__RECORDED INFORMATION__
=-=-=-=-=
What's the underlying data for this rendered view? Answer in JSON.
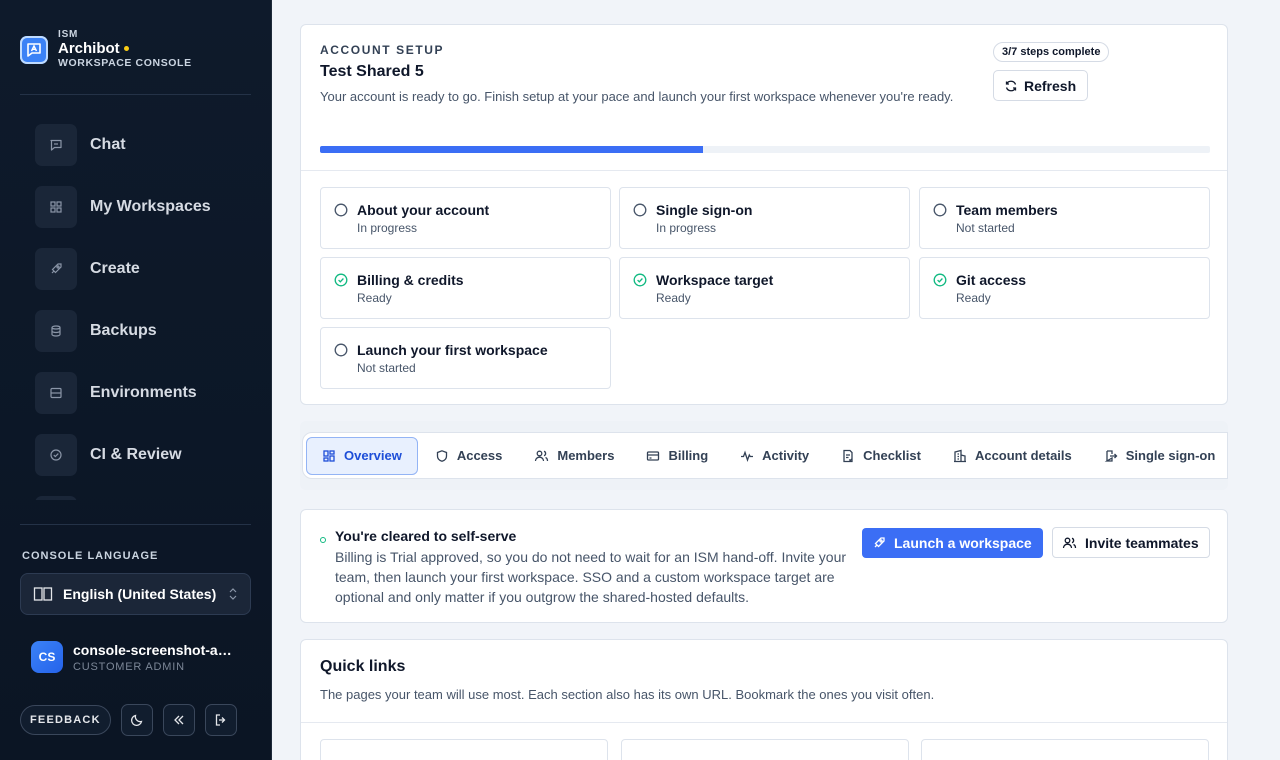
{
  "brand": {
    "kicker": "ISM",
    "name": "Archibot",
    "sub": "WORKSPACE CONSOLE"
  },
  "nav": [
    {
      "label": "Chat",
      "icon": "chat-icon"
    },
    {
      "label": "My Workspaces",
      "icon": "grid-icon"
    },
    {
      "label": "Create",
      "icon": "rocket-icon"
    },
    {
      "label": "Backups",
      "icon": "database-icon"
    },
    {
      "label": "Environments",
      "icon": "server-icon"
    },
    {
      "label": "CI & Review",
      "icon": "check-circle-icon"
    }
  ],
  "language": {
    "title": "CONSOLE LANGUAGE",
    "value": "English (United States)"
  },
  "user": {
    "initials": "CS",
    "name": "console-screenshot-admin",
    "role": "CUSTOMER ADMIN"
  },
  "footer": {
    "feedback": "FEEDBACK"
  },
  "setup": {
    "kicker": "ACCOUNT SETUP",
    "title": "Test Shared 5",
    "description": "Your account is ready to go. Finish setup at your pace and launch your first workspace whenever you're ready.",
    "steps_badge": "3/7 steps complete",
    "refresh_label": "Refresh",
    "progress": 0.43,
    "steps": [
      {
        "title": "About your account",
        "status": "In progress",
        "done": false
      },
      {
        "title": "Single sign-on",
        "status": "In progress",
        "done": false
      },
      {
        "title": "Team members",
        "status": "Not started",
        "done": false
      },
      {
        "title": "Billing & credits",
        "status": "Ready",
        "done": true
      },
      {
        "title": "Workspace target",
        "status": "Ready",
        "done": true
      },
      {
        "title": "Git access",
        "status": "Ready",
        "done": true
      },
      {
        "title": "Launch your first workspace",
        "status": "Not started",
        "done": false
      }
    ]
  },
  "tabs": [
    {
      "label": "Overview",
      "icon": "grid-icon",
      "active": true
    },
    {
      "label": "Access",
      "icon": "shield-icon",
      "active": false
    },
    {
      "label": "Members",
      "icon": "users-icon",
      "active": false
    },
    {
      "label": "Billing",
      "icon": "card-icon",
      "active": false
    },
    {
      "label": "Activity",
      "icon": "pulse-icon",
      "active": false
    },
    {
      "label": "Checklist",
      "icon": "checklist-icon",
      "active": false
    },
    {
      "label": "Account details",
      "icon": "building-icon",
      "active": false
    },
    {
      "label": "Single sign-on",
      "icon": "login-icon",
      "active": false
    }
  ],
  "selfserve": {
    "title": "You're cleared to self-serve",
    "text": "Billing is Trial approved, so you do not need to wait for an ISM hand-off. Invite your team, then launch your first workspace. SSO and a custom workspace target are optional and only matter if you outgrow the shared-hosted defaults.",
    "primary_label": "Launch a workspace",
    "secondary_label": "Invite teammates"
  },
  "quick_links": {
    "title": "Quick links",
    "description": "The pages your team will use most. Each section also has its own URL. Bookmark the ones you visit often."
  },
  "colors": {
    "accent": "#3b6ef5",
    "success": "#10b981",
    "sidebar": "#0e1a2b"
  }
}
=-=-=-=-=
__DESCRIPTION OF THE TASK__
Select every line above that contains the word "Invite", and copy it.

__SOLUTION TO THIS EXERCISE__
    "text": "Billing is Trial approved, so you do not need to wait for an ISM hand-off. Invite your team, then launch your first workspace. SSO and a custom workspace target are optional and only matter if you outgrow the shared-hosted defaults.",
    "secondary_label": "Invite teammates"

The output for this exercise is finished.